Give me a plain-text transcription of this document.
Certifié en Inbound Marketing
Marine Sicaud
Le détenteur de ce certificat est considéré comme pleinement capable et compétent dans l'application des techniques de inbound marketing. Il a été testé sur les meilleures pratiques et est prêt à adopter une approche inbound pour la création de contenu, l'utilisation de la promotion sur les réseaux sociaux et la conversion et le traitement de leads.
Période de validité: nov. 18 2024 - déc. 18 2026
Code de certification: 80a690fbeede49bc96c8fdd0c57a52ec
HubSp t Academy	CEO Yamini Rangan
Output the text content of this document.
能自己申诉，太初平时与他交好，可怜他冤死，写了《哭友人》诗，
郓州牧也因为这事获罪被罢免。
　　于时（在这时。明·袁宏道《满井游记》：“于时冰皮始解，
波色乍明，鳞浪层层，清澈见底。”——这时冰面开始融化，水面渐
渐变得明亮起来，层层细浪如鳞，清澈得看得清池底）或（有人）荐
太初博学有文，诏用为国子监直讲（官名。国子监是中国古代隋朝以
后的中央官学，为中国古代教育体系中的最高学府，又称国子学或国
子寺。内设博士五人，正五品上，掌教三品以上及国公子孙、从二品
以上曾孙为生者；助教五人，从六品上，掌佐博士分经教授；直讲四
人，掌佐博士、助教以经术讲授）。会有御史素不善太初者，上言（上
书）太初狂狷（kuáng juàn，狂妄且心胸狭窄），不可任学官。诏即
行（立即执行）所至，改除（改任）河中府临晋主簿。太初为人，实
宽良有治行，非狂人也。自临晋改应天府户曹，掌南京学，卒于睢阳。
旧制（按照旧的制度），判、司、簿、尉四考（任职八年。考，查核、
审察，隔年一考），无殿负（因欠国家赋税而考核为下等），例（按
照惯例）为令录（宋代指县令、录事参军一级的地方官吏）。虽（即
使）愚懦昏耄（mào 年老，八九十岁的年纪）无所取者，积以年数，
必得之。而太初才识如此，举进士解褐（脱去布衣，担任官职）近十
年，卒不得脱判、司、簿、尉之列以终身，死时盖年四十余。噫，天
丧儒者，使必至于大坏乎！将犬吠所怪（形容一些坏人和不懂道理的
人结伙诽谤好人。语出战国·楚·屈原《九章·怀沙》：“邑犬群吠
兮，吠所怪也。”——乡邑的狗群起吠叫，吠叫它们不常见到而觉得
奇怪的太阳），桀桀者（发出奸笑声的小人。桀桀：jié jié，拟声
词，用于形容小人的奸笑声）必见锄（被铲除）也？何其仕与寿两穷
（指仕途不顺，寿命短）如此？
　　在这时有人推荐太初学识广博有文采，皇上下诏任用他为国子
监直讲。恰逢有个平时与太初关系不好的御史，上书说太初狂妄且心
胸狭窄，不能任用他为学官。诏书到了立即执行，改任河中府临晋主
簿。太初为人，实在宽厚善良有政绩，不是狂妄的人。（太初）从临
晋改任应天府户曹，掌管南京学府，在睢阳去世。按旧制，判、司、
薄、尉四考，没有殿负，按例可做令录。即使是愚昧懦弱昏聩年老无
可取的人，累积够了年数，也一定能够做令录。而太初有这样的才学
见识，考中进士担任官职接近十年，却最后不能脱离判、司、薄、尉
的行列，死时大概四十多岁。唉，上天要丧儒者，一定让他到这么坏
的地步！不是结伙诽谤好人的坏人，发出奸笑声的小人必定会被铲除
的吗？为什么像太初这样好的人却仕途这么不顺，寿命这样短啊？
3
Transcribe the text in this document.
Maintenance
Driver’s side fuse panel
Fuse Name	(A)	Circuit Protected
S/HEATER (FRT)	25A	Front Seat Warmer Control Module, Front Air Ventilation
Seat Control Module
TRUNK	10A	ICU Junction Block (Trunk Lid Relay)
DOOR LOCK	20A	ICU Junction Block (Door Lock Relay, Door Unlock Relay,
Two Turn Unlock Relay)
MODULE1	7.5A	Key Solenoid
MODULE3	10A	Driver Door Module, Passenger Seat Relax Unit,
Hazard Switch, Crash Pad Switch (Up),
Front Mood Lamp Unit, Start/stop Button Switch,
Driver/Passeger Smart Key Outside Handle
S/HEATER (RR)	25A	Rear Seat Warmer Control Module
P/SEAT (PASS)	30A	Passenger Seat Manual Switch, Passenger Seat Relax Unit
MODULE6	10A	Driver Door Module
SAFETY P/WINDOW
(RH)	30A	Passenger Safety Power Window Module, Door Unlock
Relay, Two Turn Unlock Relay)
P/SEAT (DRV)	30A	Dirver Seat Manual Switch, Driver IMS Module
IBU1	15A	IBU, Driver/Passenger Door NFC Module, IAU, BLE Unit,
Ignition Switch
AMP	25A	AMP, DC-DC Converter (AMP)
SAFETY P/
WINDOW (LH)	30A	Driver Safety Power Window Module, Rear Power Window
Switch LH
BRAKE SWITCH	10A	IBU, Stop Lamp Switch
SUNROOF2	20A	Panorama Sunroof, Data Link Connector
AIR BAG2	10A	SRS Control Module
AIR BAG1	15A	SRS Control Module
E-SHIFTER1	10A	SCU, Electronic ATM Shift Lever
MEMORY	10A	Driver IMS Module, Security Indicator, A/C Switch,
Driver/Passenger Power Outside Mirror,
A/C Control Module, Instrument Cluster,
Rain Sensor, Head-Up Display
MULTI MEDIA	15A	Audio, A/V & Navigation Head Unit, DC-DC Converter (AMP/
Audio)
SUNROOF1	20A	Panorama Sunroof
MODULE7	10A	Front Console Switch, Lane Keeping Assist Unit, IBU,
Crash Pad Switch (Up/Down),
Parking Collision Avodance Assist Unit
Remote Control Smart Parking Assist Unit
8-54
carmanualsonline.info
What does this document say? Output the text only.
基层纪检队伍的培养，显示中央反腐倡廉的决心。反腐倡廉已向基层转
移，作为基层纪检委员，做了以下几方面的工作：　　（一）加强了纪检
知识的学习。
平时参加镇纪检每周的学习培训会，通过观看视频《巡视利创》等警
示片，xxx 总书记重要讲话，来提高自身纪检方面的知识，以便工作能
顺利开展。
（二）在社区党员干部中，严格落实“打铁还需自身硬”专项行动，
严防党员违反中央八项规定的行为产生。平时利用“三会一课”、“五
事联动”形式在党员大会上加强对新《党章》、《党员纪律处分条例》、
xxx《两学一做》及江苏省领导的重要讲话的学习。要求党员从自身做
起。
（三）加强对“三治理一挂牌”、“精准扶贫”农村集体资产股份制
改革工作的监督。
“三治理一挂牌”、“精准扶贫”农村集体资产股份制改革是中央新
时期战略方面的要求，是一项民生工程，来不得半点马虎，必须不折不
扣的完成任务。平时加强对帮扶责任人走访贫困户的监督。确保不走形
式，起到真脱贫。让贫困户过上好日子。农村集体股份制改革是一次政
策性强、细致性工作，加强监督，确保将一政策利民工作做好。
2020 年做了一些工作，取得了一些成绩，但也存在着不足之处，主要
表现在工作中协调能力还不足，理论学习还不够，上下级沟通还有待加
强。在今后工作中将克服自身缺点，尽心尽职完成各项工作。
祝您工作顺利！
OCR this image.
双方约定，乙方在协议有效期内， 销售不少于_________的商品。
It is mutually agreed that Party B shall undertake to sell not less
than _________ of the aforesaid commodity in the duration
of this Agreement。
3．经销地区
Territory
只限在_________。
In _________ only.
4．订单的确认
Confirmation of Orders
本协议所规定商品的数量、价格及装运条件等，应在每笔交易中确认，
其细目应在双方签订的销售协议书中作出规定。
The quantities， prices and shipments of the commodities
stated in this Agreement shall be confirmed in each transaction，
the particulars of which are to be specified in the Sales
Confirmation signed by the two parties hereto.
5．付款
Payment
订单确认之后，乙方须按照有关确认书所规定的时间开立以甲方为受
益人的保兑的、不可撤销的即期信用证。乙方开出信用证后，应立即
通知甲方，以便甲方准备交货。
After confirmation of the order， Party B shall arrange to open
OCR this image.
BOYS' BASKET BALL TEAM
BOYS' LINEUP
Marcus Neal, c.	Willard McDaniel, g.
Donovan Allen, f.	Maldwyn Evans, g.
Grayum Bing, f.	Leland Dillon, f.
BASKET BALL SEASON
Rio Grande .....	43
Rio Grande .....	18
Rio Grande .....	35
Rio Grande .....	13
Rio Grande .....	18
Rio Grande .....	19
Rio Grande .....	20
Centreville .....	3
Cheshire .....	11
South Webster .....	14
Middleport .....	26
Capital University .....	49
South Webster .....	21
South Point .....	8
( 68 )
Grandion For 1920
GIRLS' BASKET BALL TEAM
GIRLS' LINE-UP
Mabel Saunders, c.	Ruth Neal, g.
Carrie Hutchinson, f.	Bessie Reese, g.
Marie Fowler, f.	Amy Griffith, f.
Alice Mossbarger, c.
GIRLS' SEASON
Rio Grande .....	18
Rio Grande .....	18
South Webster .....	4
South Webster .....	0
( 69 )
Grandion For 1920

- **Set problem**: Give the number of lines in the listing above that hold the string "Converter", with nothing else.

- **Task solution**: 2